Objective: Report only the number of lines holding "июля".
— Begin Dataset excerpts —
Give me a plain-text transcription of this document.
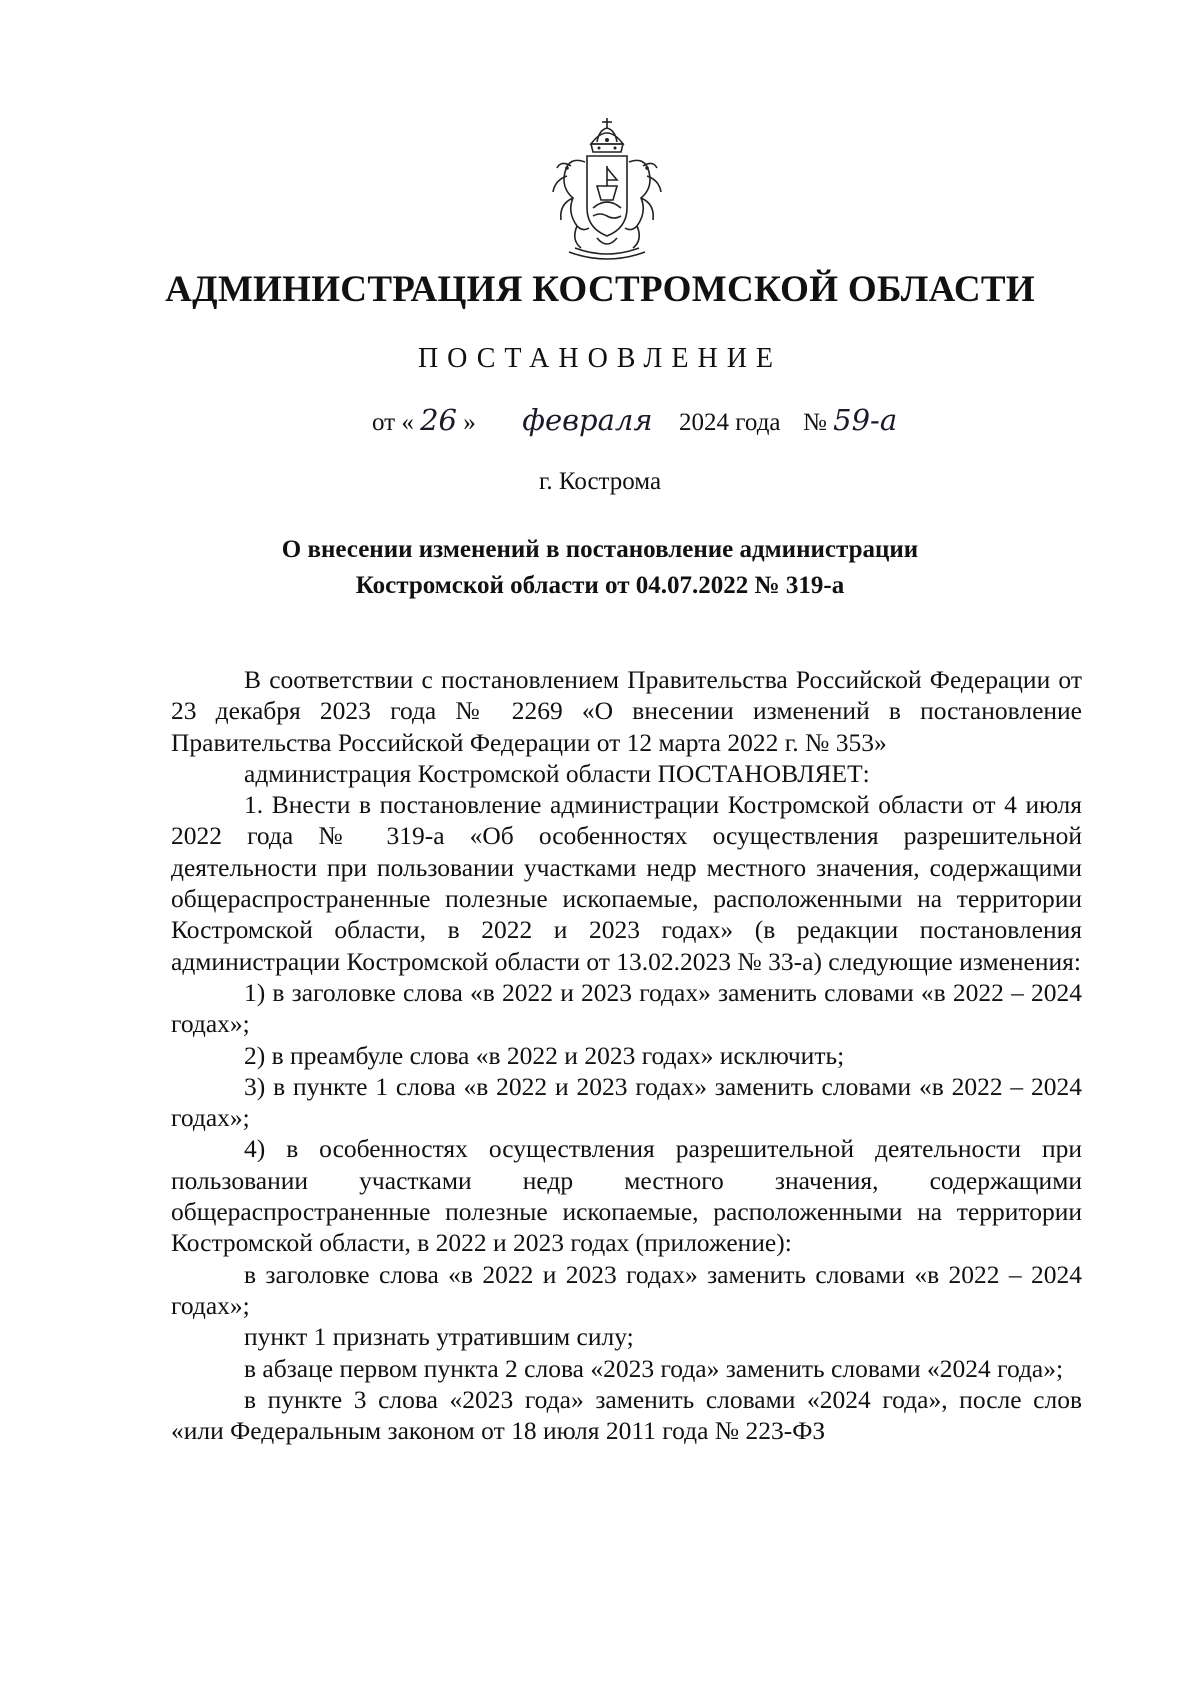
АДМИНИСТРАЦИЯ КОСТРОМСКОЙ ОБЛАСТИ
ПОСТАНОВЛЕНИЕ
от « 26 » февраля 2024 года № 59-а
г. Кострома
О внесении изменений в постановление администрации
Костромской области от 04.07.2022 № 319-а

В соответствии с постановлением Правительства Российской Федерации от 23 декабря 2023 года № 2269 «О внесении изменений в постановление Правительства Российской Федерации от 12 марта 2022 г. № 353»

администрация Костромской области ПОСТАНОВЛЯЕТ:

1. Внести в постановление администрации Костромской области от 4 июля 2022 года № 319-а «Об особенностях осуществления разрешительной деятельности при пользовании участками недр местного значения, содержащими общераспространенные полезные ископаемые, расположенными на территории Костромской области, в 2022 и 2023 годах» (в редакции постановления администрации Костромской области от 13.02.2023 № 33-а) следующие изменения:

1) в заголовке слова «в 2022 и 2023 годах» заменить словами «в 2022 – 2024 годах»;

2) в преамбуле слова «в 2022 и 2023 годах» исключить;

3) в пункте 1 слова «в 2022 и 2023 годах» заменить словами «в 2022 – 2024 годах»;

4) в особенностях осуществления разрешительной деятельности при пользовании участками недр местного значения, содержащими общераспространенные полезные ископаемые, расположенными на территории Костромской области, в 2022 и 2023 годах (приложение):

в заголовке слова «в 2022 и 2023 годах» заменить словами «в 2022 – 2024 годах»;

пункт 1 признать утратившим силу;

в абзаце первом пункта 2 слова «2023 года» заменить словами «2024 года»;

в пункте 3 слова «2023 года» заменить словами «2024 года», после слов «или Федеральным законом от 18 июля 2011 года № 223-ФЗ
— End Dataset excerpts —
Written response: 2